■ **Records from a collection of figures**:
** START **
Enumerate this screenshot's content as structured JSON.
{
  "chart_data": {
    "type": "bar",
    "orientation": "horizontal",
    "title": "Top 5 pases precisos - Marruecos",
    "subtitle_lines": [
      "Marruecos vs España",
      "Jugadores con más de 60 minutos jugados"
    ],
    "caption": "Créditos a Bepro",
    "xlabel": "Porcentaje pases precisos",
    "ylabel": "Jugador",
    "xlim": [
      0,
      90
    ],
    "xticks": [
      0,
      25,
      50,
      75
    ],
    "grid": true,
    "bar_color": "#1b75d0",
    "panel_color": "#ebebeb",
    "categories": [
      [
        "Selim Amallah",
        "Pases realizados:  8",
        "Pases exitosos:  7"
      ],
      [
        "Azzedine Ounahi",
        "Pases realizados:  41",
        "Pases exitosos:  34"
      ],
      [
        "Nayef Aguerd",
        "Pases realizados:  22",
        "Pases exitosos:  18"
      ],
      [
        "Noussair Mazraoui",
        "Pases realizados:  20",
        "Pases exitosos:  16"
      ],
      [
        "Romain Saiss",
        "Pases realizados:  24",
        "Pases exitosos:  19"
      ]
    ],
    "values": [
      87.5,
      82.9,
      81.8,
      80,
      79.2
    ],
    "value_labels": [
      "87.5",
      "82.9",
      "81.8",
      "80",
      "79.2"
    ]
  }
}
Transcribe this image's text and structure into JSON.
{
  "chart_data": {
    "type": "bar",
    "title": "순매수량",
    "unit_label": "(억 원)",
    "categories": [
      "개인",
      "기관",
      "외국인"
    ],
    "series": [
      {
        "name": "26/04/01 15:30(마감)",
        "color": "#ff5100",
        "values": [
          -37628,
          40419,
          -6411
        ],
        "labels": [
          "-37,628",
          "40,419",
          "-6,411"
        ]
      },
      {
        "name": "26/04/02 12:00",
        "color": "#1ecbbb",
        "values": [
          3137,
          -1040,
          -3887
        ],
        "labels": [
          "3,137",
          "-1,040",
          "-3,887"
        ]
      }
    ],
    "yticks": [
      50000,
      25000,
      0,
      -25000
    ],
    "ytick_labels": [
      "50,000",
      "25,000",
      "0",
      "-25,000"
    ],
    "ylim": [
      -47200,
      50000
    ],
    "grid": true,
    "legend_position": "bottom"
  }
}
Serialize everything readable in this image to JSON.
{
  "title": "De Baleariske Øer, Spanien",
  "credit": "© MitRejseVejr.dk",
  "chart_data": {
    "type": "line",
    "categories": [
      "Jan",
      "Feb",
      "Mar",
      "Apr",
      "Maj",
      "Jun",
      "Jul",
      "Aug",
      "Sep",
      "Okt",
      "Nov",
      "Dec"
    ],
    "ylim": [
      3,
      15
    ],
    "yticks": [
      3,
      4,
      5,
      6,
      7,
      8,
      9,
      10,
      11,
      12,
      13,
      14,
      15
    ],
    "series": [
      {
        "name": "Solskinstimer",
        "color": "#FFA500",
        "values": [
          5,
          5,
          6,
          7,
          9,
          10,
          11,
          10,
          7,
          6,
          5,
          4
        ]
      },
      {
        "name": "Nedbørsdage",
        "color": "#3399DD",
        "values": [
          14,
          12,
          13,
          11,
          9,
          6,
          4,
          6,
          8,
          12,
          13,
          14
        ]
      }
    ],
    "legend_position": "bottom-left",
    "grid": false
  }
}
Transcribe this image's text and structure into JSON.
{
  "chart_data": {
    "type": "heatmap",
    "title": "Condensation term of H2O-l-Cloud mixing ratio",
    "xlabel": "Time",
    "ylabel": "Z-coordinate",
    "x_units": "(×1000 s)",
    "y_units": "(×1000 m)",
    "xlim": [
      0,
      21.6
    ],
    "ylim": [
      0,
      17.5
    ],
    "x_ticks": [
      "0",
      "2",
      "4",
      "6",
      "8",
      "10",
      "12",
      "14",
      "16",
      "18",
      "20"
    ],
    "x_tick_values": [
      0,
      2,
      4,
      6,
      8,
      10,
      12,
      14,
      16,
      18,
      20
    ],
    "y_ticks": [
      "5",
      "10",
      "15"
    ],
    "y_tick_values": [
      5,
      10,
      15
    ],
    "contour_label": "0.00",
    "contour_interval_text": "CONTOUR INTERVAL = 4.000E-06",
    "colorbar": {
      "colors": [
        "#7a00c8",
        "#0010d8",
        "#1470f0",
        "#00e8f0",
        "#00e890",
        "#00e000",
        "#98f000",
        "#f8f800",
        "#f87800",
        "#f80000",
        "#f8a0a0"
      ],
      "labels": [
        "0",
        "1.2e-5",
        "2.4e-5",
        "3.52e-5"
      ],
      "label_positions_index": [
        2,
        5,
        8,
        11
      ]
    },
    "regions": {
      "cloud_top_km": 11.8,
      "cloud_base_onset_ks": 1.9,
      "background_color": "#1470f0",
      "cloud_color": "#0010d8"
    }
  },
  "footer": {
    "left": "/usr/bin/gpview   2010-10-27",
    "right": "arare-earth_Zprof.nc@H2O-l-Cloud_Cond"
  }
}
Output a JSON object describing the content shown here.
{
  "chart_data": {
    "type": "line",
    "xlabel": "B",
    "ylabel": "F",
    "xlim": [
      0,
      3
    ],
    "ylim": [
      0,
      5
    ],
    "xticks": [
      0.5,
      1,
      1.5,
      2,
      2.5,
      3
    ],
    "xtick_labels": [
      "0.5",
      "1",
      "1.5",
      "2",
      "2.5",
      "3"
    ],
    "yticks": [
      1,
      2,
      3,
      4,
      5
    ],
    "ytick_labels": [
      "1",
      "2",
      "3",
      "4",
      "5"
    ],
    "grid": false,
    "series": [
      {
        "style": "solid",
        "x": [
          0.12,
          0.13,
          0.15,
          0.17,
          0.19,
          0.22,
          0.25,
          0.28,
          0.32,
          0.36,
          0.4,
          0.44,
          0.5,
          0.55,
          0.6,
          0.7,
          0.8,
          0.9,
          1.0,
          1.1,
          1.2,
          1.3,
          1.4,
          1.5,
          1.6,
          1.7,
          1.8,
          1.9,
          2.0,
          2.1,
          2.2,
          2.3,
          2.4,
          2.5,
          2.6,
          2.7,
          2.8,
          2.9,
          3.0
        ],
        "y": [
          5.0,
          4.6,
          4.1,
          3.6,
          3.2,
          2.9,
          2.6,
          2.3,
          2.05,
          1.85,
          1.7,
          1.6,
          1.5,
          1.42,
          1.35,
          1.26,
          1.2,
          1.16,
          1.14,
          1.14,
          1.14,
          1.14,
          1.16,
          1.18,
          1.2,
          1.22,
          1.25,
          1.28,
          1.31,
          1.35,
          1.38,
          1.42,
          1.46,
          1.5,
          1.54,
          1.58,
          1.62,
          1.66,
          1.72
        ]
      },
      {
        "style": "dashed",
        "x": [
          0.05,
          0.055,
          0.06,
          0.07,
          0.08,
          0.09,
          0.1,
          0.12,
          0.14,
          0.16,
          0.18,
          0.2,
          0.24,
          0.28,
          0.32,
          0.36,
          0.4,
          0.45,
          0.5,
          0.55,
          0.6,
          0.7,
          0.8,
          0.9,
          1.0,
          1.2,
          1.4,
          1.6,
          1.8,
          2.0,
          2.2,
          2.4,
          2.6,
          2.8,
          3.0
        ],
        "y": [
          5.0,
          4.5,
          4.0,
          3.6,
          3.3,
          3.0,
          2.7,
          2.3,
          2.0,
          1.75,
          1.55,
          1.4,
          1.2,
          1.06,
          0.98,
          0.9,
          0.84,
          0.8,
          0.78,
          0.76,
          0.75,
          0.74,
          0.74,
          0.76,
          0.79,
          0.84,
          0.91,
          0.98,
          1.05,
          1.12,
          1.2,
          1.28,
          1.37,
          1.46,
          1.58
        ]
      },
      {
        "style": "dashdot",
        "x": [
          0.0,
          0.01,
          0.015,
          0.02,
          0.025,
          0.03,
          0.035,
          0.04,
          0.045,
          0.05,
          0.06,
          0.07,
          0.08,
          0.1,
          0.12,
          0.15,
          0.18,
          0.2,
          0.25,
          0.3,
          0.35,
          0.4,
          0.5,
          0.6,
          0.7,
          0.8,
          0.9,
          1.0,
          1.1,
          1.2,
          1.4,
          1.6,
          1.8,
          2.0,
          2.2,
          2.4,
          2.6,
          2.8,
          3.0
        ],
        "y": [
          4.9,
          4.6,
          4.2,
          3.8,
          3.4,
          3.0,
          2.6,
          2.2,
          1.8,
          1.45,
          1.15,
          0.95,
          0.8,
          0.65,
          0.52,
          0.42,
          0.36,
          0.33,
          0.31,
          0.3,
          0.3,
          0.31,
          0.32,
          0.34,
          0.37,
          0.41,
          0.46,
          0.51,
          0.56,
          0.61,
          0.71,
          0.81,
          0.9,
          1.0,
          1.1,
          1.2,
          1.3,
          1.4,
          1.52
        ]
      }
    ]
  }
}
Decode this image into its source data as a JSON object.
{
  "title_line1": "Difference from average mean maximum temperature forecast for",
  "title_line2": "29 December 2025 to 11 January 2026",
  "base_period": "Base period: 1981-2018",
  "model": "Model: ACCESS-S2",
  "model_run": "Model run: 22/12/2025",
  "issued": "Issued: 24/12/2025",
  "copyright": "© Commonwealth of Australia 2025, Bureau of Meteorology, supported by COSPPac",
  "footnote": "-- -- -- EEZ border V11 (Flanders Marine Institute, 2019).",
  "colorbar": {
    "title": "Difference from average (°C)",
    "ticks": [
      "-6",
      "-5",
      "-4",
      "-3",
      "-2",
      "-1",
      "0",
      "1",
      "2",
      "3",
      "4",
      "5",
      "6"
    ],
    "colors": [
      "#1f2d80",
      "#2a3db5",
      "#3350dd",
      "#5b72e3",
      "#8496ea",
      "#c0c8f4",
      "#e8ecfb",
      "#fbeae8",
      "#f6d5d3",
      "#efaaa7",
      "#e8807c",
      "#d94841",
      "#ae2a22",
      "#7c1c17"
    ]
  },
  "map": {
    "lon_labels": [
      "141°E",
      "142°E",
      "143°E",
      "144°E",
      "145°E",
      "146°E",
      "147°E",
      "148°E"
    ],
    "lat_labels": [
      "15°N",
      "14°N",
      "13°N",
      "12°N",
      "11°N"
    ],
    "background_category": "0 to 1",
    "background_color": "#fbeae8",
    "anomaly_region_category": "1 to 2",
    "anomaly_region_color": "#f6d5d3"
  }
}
** END **
■ **What you need to do**: Scan the material above. Copy each line where "realizados" occurs.

■ **Result**:
        "Pases realizados:  8",
        "Pases realizados:  41",
        "Pases realizados:  22",
        "Pases realizados:  20",
        "Pases realizados:  24",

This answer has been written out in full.